▶ [DATA SUPPLIED]:
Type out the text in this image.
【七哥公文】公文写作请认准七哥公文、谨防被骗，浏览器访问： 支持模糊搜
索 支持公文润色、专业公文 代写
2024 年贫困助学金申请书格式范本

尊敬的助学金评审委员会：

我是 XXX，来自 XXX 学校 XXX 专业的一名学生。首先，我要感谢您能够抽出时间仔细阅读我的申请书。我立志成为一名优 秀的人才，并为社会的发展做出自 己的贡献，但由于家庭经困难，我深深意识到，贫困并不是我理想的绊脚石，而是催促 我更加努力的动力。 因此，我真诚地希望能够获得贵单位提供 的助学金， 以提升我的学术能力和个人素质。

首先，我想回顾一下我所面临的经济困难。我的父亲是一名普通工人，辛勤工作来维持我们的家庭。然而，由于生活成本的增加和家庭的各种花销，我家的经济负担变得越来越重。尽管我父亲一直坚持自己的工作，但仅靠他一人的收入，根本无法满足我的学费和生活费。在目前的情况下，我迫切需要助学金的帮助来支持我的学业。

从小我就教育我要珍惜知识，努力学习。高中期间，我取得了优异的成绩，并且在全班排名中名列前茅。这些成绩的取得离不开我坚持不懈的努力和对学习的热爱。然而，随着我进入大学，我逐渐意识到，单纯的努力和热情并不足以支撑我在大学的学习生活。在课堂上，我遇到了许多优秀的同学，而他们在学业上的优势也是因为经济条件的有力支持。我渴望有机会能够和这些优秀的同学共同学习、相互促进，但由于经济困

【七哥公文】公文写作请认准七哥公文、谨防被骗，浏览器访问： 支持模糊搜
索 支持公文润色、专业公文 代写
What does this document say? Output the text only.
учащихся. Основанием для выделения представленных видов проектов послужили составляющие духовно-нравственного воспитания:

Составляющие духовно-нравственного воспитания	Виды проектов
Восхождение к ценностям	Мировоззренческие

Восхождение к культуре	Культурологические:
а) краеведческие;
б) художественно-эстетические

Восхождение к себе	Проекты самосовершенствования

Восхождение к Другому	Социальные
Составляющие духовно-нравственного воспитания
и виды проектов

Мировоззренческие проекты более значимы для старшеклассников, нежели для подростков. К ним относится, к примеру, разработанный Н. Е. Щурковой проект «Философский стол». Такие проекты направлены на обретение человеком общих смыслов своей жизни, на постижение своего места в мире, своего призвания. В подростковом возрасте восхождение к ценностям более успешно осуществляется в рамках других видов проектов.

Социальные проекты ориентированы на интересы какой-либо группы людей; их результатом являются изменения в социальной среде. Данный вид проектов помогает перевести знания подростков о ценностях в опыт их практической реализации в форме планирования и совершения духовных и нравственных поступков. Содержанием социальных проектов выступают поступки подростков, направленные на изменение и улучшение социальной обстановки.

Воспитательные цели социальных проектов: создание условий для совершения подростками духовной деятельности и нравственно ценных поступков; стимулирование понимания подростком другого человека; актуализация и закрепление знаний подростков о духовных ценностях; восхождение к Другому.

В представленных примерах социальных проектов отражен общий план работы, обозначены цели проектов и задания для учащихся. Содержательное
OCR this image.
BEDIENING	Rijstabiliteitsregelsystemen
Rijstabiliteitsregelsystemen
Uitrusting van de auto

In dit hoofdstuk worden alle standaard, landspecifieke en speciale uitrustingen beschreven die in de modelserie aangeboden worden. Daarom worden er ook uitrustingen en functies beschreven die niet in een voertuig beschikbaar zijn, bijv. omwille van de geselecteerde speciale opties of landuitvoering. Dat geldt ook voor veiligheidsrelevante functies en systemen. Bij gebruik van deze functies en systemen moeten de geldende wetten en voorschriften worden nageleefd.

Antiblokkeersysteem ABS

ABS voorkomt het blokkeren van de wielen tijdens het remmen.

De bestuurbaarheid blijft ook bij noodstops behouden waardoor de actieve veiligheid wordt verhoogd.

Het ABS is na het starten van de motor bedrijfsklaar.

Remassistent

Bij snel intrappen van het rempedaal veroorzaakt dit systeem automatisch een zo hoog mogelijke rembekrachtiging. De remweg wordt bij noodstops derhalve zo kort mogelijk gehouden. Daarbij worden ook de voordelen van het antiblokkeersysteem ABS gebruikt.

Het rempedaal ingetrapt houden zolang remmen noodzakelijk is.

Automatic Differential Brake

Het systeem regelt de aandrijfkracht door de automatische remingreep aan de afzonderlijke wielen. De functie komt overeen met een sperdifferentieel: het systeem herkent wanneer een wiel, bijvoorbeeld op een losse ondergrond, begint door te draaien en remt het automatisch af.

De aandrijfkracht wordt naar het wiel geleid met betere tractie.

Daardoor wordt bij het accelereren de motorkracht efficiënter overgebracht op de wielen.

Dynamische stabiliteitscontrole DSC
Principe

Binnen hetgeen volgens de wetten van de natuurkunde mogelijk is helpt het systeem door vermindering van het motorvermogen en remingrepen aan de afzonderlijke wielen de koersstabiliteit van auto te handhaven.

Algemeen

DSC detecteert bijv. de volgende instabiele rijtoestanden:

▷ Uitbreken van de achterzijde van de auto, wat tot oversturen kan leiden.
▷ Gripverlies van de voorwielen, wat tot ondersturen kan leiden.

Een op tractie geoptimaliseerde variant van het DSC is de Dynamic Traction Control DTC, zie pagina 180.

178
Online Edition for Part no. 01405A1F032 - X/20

▶ [INSTRUCTION]:
Go through the entries above and pull out each line with "Другому" in it.

▶ [RESPONSE TO THIS EXERCISE]:
Восхождение к Другому	Социальные
Воспитательные цели социальных проектов: создание условий для совершения подростками духовной деятельности и нравственно ценных поступков; стимулирование понимания подростком другого человека; актуализация и закрепление знаний подростков о духовных ценностях; восхождение к Другому.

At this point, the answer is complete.